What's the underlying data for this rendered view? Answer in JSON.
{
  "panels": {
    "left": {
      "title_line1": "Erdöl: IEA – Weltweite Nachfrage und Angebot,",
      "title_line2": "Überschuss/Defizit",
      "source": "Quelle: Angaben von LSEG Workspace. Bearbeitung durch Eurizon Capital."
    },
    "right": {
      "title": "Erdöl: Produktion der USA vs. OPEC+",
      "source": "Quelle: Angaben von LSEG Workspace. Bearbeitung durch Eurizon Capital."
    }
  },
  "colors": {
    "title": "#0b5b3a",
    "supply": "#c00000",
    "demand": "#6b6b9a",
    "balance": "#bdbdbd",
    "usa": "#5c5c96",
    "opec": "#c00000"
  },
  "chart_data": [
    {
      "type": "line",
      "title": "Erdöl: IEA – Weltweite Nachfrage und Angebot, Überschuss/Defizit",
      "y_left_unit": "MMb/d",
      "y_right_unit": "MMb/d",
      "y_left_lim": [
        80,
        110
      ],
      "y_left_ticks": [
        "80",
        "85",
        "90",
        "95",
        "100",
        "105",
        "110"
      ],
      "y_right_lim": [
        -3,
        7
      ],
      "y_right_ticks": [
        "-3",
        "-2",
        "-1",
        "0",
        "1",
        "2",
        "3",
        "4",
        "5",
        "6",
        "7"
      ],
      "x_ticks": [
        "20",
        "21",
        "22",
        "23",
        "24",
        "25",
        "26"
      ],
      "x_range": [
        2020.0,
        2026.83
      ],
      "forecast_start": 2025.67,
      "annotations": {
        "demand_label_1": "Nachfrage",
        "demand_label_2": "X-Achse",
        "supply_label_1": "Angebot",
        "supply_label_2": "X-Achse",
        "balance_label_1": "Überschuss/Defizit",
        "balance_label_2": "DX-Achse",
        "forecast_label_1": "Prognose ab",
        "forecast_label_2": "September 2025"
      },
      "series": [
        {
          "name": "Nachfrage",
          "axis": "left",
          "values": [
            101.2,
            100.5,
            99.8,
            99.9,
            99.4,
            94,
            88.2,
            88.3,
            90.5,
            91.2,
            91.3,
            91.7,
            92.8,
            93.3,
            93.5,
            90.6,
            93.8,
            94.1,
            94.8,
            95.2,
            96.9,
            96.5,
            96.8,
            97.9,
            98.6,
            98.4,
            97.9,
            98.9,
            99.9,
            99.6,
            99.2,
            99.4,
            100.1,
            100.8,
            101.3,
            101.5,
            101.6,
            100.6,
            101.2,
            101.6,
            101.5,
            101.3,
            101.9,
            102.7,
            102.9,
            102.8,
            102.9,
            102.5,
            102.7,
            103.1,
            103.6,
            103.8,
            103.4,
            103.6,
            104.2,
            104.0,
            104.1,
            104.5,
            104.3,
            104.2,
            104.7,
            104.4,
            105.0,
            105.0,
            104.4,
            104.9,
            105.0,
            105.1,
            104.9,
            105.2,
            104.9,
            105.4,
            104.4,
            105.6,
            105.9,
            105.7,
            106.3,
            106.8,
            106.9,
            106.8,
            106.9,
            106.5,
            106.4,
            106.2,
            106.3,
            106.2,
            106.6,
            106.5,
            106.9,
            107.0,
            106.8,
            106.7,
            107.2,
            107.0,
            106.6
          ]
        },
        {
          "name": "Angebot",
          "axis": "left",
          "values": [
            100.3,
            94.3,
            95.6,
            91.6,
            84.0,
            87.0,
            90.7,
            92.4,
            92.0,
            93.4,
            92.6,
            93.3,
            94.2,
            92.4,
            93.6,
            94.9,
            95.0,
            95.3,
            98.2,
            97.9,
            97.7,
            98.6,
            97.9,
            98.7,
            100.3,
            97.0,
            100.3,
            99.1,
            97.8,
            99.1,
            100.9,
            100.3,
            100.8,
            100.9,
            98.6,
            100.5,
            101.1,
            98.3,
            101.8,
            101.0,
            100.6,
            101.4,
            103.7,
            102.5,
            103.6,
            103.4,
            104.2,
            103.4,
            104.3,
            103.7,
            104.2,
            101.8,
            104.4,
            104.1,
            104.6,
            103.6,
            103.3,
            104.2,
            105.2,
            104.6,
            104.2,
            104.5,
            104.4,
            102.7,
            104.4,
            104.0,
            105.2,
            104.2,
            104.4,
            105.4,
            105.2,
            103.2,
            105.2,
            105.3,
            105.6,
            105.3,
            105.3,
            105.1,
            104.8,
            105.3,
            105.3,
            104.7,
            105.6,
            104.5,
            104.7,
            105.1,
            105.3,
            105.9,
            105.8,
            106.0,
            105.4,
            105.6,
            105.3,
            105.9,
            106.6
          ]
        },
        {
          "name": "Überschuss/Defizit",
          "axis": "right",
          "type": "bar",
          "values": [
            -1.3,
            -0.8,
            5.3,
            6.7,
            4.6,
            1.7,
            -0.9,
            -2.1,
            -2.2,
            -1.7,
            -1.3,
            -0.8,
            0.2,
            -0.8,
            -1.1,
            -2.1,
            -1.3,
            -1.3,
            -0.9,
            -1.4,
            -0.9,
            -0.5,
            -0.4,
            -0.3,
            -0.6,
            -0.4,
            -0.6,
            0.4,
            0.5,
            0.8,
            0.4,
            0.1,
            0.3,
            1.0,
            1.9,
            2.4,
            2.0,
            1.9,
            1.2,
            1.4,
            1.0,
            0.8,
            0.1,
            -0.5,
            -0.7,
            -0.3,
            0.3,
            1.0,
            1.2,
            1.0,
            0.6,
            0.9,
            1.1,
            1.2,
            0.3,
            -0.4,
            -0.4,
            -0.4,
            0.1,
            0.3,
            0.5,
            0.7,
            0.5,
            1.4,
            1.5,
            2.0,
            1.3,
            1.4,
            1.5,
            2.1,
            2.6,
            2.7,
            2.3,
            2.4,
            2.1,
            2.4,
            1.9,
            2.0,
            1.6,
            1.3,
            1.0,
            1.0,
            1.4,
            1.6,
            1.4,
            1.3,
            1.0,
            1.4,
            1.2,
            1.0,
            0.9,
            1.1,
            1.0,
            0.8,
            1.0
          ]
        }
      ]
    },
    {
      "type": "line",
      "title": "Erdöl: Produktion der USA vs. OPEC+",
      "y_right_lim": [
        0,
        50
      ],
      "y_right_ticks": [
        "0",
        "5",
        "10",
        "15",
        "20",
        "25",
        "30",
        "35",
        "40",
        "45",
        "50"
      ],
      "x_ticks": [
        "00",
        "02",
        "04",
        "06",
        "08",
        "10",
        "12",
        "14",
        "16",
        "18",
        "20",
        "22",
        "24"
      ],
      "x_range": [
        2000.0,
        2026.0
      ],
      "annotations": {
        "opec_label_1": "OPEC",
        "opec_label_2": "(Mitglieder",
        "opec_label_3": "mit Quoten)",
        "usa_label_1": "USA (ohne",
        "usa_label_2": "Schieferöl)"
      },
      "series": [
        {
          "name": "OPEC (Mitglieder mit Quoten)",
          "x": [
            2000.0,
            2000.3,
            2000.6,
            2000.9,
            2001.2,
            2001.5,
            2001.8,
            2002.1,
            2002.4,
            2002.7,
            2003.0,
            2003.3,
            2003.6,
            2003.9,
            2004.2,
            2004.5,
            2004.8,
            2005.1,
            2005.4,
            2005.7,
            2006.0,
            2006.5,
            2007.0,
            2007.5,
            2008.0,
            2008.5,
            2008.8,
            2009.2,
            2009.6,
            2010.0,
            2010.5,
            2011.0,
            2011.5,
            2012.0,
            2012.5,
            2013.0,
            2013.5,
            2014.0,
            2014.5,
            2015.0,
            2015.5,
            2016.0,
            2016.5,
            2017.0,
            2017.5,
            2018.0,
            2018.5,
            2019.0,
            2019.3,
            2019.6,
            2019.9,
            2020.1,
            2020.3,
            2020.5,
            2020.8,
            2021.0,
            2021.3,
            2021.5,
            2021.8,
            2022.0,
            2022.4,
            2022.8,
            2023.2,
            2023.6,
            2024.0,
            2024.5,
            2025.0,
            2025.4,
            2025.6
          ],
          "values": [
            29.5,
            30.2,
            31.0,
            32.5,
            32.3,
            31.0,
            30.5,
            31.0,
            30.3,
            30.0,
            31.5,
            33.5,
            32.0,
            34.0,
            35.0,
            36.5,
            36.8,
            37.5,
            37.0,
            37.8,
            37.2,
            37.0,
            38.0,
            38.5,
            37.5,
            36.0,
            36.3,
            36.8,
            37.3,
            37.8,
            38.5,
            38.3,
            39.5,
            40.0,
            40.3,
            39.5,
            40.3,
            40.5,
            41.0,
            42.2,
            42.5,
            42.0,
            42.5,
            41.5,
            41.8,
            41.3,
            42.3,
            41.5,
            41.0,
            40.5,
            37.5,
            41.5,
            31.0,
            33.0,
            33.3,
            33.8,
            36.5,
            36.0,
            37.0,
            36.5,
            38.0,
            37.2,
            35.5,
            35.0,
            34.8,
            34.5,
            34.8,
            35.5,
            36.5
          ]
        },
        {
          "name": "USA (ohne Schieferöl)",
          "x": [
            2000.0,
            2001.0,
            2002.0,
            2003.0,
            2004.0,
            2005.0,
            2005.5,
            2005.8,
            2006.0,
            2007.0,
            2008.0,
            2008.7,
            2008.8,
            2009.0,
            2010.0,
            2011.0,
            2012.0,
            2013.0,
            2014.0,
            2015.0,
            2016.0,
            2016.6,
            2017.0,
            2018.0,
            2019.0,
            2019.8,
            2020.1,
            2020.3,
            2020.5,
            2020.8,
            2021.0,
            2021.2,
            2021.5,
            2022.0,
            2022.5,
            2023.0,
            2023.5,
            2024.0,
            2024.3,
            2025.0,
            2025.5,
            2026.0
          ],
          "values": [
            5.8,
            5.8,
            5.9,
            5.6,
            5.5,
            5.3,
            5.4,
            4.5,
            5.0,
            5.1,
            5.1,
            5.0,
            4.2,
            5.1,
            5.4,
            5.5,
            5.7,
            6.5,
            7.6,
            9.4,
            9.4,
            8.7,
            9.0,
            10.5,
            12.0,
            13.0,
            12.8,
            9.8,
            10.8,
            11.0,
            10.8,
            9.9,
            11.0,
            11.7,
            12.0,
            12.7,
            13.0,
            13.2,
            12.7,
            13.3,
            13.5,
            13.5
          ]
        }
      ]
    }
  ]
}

::::

◆ Directions for this task ◆
Each line in the entries above that includes the string "Mitglieder" should be extracted.

◆ Full response ◆
        "opec_label_2": "(Mitglieder",
          "name": "OPEC (Mitglieder mit Quoten)",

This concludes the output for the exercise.